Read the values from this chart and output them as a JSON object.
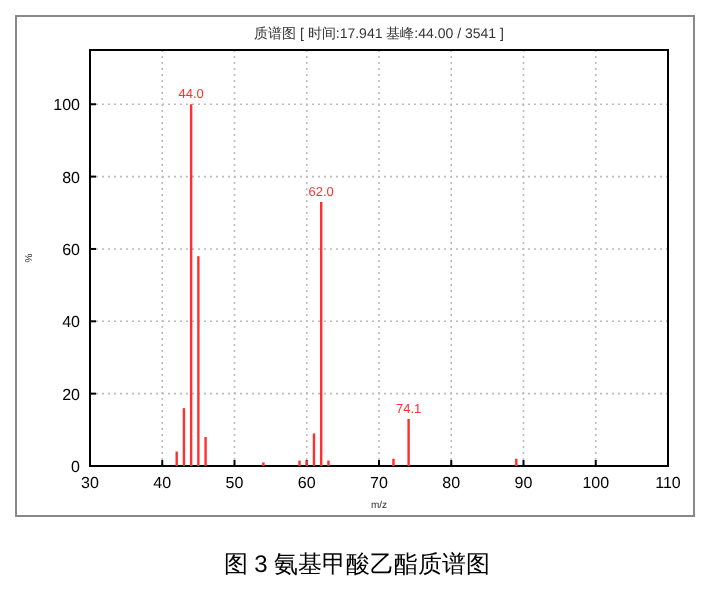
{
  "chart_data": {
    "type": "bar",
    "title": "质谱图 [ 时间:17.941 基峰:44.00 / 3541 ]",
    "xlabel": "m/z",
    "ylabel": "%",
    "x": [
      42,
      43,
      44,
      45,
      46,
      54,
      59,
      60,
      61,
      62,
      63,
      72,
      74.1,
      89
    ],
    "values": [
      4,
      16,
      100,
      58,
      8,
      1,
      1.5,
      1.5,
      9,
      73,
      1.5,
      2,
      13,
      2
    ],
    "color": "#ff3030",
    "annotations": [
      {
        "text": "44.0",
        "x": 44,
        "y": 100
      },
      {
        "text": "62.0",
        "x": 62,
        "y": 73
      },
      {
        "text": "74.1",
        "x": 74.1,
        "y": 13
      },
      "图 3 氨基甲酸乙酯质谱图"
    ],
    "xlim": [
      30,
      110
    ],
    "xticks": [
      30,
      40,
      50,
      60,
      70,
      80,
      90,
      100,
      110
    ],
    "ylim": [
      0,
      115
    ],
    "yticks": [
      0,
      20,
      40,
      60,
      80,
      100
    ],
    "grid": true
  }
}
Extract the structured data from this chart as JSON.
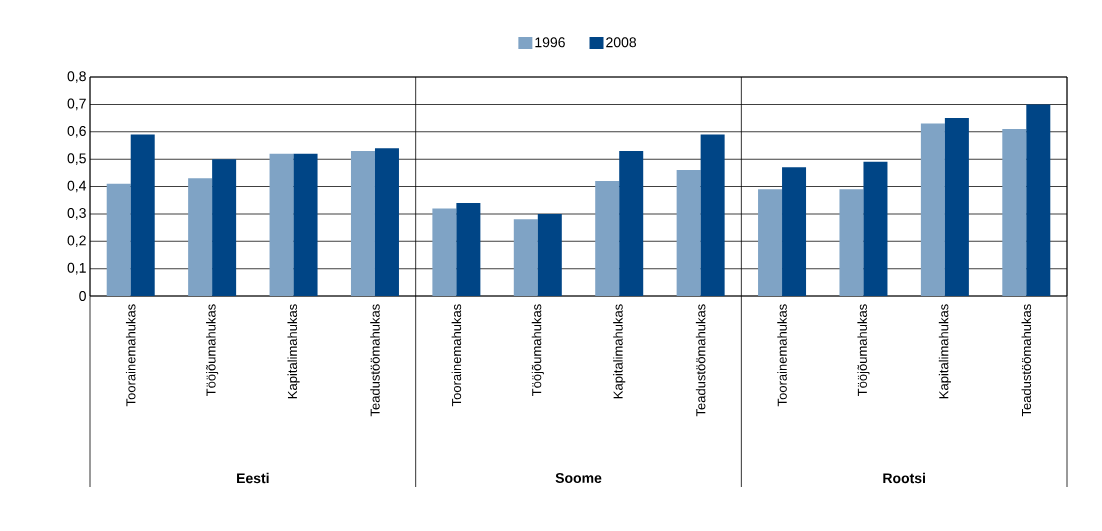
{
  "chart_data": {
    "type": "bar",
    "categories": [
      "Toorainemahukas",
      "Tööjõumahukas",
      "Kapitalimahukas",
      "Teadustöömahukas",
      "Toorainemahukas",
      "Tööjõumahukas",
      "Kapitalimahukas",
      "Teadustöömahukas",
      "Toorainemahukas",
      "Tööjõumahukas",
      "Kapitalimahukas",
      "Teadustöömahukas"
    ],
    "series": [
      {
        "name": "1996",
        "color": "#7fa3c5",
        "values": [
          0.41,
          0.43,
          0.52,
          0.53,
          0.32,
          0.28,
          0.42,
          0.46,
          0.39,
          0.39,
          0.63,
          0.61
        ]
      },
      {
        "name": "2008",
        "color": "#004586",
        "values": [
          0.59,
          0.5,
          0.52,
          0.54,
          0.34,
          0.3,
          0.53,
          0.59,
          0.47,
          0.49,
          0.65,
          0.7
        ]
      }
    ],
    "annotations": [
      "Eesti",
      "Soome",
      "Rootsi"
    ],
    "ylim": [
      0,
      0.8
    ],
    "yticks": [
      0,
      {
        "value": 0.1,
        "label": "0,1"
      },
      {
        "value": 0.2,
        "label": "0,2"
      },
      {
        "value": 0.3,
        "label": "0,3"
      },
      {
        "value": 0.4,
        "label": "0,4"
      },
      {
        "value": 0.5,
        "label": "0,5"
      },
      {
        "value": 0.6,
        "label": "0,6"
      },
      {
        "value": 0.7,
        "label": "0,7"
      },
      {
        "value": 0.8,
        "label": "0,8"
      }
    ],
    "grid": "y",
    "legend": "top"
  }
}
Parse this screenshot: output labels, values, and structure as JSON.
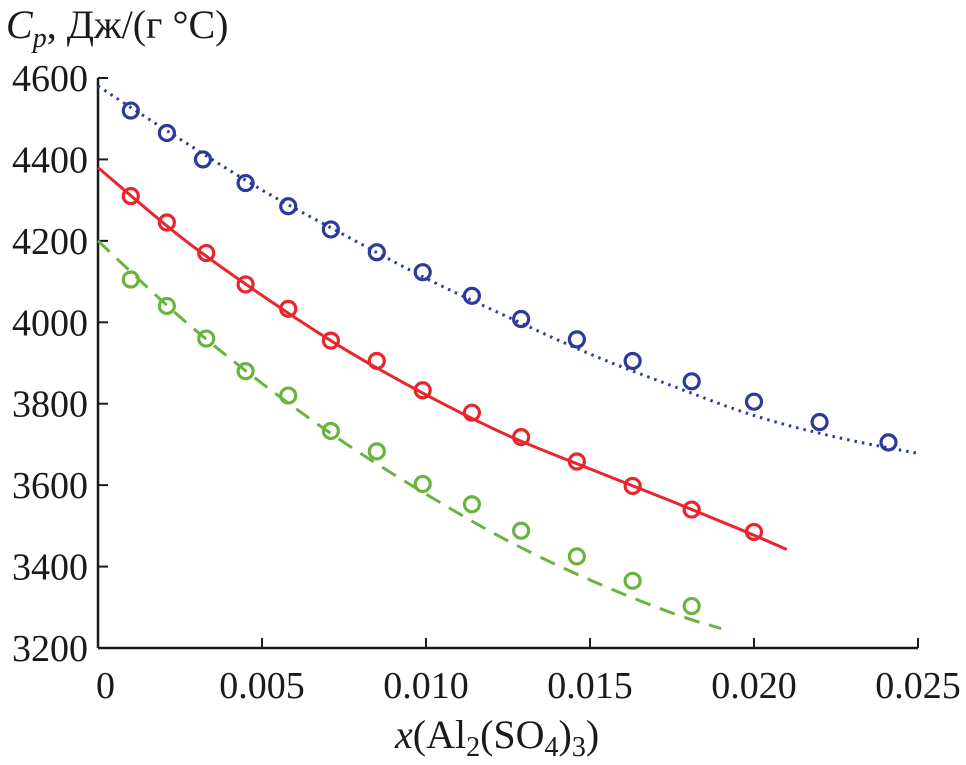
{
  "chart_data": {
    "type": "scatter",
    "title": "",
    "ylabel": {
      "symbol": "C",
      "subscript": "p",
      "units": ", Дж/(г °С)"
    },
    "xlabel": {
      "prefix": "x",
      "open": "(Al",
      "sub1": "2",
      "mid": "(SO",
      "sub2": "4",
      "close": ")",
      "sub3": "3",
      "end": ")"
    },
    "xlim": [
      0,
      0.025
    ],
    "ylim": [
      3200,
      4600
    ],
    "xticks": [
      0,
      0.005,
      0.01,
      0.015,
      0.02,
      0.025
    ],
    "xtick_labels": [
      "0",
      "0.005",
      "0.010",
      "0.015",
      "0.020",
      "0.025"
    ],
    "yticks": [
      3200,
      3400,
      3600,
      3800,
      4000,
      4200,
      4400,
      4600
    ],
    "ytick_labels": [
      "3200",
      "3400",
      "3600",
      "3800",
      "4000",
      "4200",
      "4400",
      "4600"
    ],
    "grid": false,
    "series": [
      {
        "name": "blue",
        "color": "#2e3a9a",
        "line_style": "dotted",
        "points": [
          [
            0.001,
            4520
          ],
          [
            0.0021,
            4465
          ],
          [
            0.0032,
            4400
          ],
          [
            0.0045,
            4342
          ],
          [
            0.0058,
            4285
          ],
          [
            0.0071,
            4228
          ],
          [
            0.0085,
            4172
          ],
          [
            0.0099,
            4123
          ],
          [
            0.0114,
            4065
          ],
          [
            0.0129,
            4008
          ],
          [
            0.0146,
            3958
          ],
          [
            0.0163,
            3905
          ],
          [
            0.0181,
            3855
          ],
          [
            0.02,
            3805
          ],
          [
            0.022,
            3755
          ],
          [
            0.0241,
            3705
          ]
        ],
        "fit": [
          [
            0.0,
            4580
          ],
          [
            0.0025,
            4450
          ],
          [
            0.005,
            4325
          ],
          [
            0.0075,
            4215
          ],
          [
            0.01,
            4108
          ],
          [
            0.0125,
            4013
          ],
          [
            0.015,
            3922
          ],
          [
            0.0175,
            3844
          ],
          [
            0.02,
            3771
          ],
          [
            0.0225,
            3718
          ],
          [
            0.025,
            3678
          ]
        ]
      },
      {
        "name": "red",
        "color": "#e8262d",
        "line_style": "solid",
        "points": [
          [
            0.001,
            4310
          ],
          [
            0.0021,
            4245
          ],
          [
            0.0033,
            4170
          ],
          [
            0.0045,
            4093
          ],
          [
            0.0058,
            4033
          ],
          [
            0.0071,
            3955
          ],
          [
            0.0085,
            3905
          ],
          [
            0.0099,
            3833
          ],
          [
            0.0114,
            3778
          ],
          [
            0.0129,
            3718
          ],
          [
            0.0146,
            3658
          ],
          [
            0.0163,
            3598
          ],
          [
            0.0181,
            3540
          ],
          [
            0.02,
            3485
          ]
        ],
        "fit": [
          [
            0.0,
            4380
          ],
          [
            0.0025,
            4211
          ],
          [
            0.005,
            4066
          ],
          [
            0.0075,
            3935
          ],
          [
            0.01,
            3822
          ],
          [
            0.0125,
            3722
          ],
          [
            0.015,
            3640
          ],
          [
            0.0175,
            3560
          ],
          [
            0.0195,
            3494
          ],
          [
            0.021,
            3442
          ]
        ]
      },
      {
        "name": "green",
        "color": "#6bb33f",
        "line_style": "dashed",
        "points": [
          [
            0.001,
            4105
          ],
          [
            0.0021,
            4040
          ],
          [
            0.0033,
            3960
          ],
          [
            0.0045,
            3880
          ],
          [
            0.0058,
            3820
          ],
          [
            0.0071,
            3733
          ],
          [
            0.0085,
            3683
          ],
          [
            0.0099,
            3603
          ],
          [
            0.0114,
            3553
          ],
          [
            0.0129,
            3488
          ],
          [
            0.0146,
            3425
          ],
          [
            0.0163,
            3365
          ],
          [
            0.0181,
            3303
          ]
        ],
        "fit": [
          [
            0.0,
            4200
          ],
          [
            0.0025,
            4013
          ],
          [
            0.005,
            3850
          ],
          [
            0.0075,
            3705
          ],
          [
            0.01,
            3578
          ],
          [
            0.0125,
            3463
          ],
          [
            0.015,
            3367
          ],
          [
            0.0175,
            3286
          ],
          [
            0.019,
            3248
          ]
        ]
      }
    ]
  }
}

════════

## EXERCISE BRIEF
Go through the listing above and quote it exactly, apart from its images.

## RESULT
Read the values from this chart and output them as a JSON object.
{
  "chart_data": {
    "type": "bar",
    "title": "质谱图 [ 时间:17.941 基峰:44.00 / 3541 ]",
    "xlabel": "m/z",
    "ylabel": "%",
    "x": [
      42,
      43,
      44,
      45,
      46,
      54,
      59,
      60,
      61,
      62,
      63,
      72,
      74.1,
      89
    ],
    "values": [
      4,
      16,
      100,
      58,
      8,
      1,
      1.5,
      1.5,
      9,
      73,
      1.5,
      2,
      13,
      2
    ],
    "color": "#ff3030",
    "annotations": [
      {
        "text": "44.0",
        "x": 44,
        "y": 100
      },
      {
        "text": "62.0",
        "x": 62,
        "y": 73
      },
      {
        "text": "74.1",
        "x": 74.1,
        "y": 13
      },
      "图 3 氨基甲酸乙酯质谱图"
    ],
    "xlim": [
      30,
      110
    ],
    "xticks": [
      30,
      40,
      50,
      60,
      70,
      80,
      90,
      100,
      110
    ],
    "ylim": [
      0,
      115
    ],
    "yticks": [
      0,
      20,
      40,
      60,
      80,
      100
    ],
    "grid": true
  }
}
Extract the structured data from this chart as JSON.
{
  "chart_data": {
    "type": "bar",
    "categories": [
      "Toorainemahukas",
      "Tööjõumahukas",
      "Kapitalimahukas",
      "Teadustöömahukas",
      "Toorainemahukas",
      "Tööjõumahukas",
      "Kapitalimahukas",
      "Teadustöömahukas",
      "Toorainemahukas",
      "Tööjõumahukas",
      "Kapitalimahukas",
      "Teadustöömahukas"
    ],
    "series": [
      {
        "name": "1996",
        "color": "#7fa3c5",
        "values": [
          0.41,
          0.43,
          0.52,
          0.53,
          0.32,
          0.28,
          0.42,
          0.46,
          0.39,
          0.39,
          0.63,
          0.61
        ]
      },
      {
        "name": "2008",
        "color": "#004586",
        "values": [
          0.59,
          0.5,
          0.52,
          0.54,
          0.34,
          0.3,
          0.53,
          0.59,
          0.47,
          0.49,
          0.65,
          0.7
        ]
      }
    ],
    "annotations": [
      "Eesti",
      "Soome",
      "Rootsi"
    ],
    "ylim": [
      0,
      0.8
    ],
    "yticks": [
      0,
      {
        "value": 0.1,
        "label": "0,1"
      },
      {
        "value": 0.2,
        "label": "0,2"
      },
      {
        "value": 0.3,
        "label": "0,3"
      },
      {
        "value": 0.4,
        "label": "0,4"
      },
      {
        "value": 0.5,
        "label": "0,5"
      },
      {
        "value": 0.6,
        "label": "0,6"
      },
      {
        "value": 0.7,
        "label": "0,7"
      },
      {
        "value": 0.8,
        "label": "0,8"
      }
    ],
    "grid": "y",
    "legend": "top"
  }
}
Parse this screenshot: output labels, values, and structure as JSON.
{
  "chart_data": {
    "type": "scatter",
    "title": "",
    "ylabel": {
      "symbol": "C",
      "subscript": "p",
      "units": ", Дж/(г °С)"
    },
    "xlabel": {
      "prefix": "x",
      "open": "(Al",
      "sub1": "2",
      "mid": "(SO",
      "sub2": "4",
      "close": ")",
      "sub3": "3",
      "end": ")"
    },
    "xlim": [
      0,
      0.025
    ],
    "ylim": [
      3200,
      4600
    ],
    "xticks": [
      0,
      0.005,
      0.01,
      0.015,
      0.02,
      0.025
    ],
    "xtick_labels": [
      "0",
      "0.005",
      "0.010",
      "0.015",
      "0.020",
      "0.025"
    ],
    "yticks": [
      3200,
      3400,
      3600,
      3800,
      4000,
      4200,
      4400,
      4600
    ],
    "ytick_labels": [
      "3200",
      "3400",
      "3600",
      "3800",
      "4000",
      "4200",
      "4400",
      "4600"
    ],
    "grid": false,
    "series": [
      {
        "name": "blue",
        "color": "#2e3a9a",
        "line_style": "dotted",
        "points": [
          [
            0.001,
            4520
          ],
          [
            0.0021,
            4465
          ],
          [
            0.0032,
            4400
          ],
          [
            0.0045,
            4342
          ],
          [
            0.0058,
            4285
          ],
          [
            0.0071,
            4228
          ],
          [
            0.0085,
            4172
          ],
          [
            0.0099,
            4123
          ],
          [
            0.0114,
            4065
          ],
          [
            0.0129,
            4008
          ],
          [
            0.0146,
            3958
          ],
          [
            0.0163,
            3905
          ],
          [
            0.0181,
            3855
          ],
          [
            0.02,
            3805
          ],
          [
            0.022,
            3755
          ],
          [
            0.0241,
            3705
          ]
        ],
        "fit": [
          [
            0.0,
            4580
          ],
          [
            0.0025,
            4450
          ],
          [
            0.005,
            4325
          ],
          [
            0.0075,
            4215
          ],
          [
            0.01,
            4108
          ],
          [
            0.0125,
            4013
          ],
          [
            0.015,
            3922
          ],
          [
            0.0175,
            3844
          ],
          [
            0.02,
            3771
          ],
          [
            0.0225,
            3718
          ],
          [
            0.025,
            3678
          ]
        ]
      },
      {
        "name": "red",
        "color": "#e8262d",
        "line_style": "solid",
        "points": [
          [
            0.001,
            4310
          ],
          [
            0.0021,
            4245
          ],
          [
            0.0033,
            4170
          ],
          [
            0.0045,
            4093
          ],
          [
            0.0058,
            4033
          ],
          [
            0.0071,
            3955
          ],
          [
            0.0085,
            3905
          ],
          [
            0.0099,
            3833
          ],
          [
            0.0114,
            3778
          ],
          [
            0.0129,
            3718
          ],
          [
            0.0146,
            3658
          ],
          [
            0.0163,
            3598
          ],
          [
            0.0181,
            3540
          ],
          [
            0.02,
            3485
          ]
        ],
        "fit": [
          [
            0.0,
            4380
          ],
          [
            0.0025,
            4211
          ],
          [
            0.005,
            4066
          ],
          [
            0.0075,
            3935
          ],
          [
            0.01,
            3822
          ],
          [
            0.0125,
            3722
          ],
          [
            0.015,
            3640
          ],
          [
            0.0175,
            3560
          ],
          [
            0.0195,
            3494
          ],
          [
            0.021,
            3442
          ]
        ]
      },
      {
        "name": "green",
        "color": "#6bb33f",
        "line_style": "dashed",
        "points": [
          [
            0.001,
            4105
          ],
          [
            0.0021,
            4040
          ],
          [
            0.0033,
            3960
          ],
          [
            0.0045,
            3880
          ],
          [
            0.0058,
            3820
          ],
          [
            0.0071,
            3733
          ],
          [
            0.0085,
            3683
          ],
          [
            0.0099,
            3603
          ],
          [
            0.0114,
            3553
          ],
          [
            0.0129,
            3488
          ],
          [
            0.0146,
            3425
          ],
          [
            0.0163,
            3365
          ],
          [
            0.0181,
            3303
          ]
        ],
        "fit": [
          [
            0.0,
            4200
          ],
          [
            0.0025,
            4013
          ],
          [
            0.005,
            3850
          ],
          [
            0.0075,
            3705
          ],
          [
            0.01,
            3578
          ],
          [
            0.0125,
            3463
          ],
          [
            0.015,
            3367
          ],
          [
            0.0175,
            3286
          ],
          [
            0.019,
            3248
          ]
        ]
      }
    ]
  }
}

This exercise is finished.